*** RECORDS SHOWN ***

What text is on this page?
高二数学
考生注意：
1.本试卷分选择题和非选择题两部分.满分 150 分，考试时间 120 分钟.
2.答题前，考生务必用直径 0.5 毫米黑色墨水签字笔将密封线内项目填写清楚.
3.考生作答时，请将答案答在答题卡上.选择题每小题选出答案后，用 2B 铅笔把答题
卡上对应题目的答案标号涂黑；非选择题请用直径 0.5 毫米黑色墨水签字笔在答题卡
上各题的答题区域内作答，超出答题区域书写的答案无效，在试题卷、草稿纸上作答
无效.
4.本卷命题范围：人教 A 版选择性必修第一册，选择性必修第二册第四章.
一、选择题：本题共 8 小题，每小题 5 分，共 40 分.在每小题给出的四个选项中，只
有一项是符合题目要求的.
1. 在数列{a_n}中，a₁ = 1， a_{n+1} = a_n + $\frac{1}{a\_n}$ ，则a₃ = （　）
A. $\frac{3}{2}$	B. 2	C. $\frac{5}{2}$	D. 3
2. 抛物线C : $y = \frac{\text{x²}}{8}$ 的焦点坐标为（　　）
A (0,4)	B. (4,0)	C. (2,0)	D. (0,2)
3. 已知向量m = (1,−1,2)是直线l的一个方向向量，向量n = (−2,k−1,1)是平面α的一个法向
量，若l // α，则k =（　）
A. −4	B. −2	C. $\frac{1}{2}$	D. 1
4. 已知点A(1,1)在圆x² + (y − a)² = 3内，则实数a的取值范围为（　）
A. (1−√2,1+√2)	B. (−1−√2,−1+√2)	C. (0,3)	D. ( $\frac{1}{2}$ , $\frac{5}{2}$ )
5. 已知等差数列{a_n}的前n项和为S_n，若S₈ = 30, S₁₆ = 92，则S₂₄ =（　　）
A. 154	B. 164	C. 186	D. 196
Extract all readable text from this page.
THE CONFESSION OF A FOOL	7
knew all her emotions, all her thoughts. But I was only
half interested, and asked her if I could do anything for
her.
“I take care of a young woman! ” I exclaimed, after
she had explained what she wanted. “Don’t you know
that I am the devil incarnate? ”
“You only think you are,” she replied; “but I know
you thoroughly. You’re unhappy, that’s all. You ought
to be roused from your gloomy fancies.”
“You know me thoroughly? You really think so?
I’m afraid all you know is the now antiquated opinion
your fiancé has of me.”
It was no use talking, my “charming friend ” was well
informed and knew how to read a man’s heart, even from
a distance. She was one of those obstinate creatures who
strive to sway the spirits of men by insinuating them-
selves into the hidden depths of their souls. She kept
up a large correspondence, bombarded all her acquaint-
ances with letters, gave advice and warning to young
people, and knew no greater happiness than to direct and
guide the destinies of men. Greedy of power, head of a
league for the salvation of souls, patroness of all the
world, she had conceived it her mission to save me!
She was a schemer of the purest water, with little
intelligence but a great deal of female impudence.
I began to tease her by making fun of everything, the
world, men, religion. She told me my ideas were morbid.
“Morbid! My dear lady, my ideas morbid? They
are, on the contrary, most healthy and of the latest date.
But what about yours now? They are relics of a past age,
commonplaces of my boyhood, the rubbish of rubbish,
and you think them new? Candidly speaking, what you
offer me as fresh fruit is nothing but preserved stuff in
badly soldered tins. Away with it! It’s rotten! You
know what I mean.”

***

■ **DESCRIPTION OF THE TASK**
Exactly as written, give again every line from the one containing "Extract all readable text from this page." through the last line of the material above, and no other lines.

■ **RESPONSE TO THE EXERCISE**
Extract all readable text from this page.
THE CONFESSION OF A FOOL	7
knew all her emotions, all her thoughts. But I was only
half interested, and asked her if I could do anything for
her.
“I take care of a young woman! ” I exclaimed, after
she had explained what she wanted. “Don’t you know
that I am the devil incarnate? ”
“You only think you are,” she replied; “but I know
you thoroughly. You’re unhappy, that’s all. You ought
to be roused from your gloomy fancies.”
“You know me thoroughly? You really think so?
I’m afraid all you know is the now antiquated opinion
your fiancé has of me.”
It was no use talking, my “charming friend ” was well
informed and knew how to read a man’s heart, even from
a distance. She was one of those obstinate creatures who
strive to sway the spirits of men by insinuating them-
selves into the hidden depths of their souls. She kept
up a large correspondence, bombarded all her acquaint-
ances with letters, gave advice and warning to young
people, and knew no greater happiness than to direct and
guide the destinies of men. Greedy of power, head of a
league for the salvation of souls, patroness of all the
world, she had conceived it her mission to save me!
She was a schemer of the purest water, with little
intelligence but a great deal of female impudence.
I began to tease her by making fun of everything, the
world, men, religion. She told me my ideas were morbid.
“Morbid! My dear lady, my ideas morbid? They
are, on the contrary, most healthy and of the latest date.
But what about yours now? They are relics of a past age,
commonplaces of my boyhood, the rubbish of rubbish,
and you think them new? Candidly speaking, what you
offer me as fresh fruit is nothing but preserved stuff in
badly soldered tins. Away with it! It’s rotten! You
know what I mean.”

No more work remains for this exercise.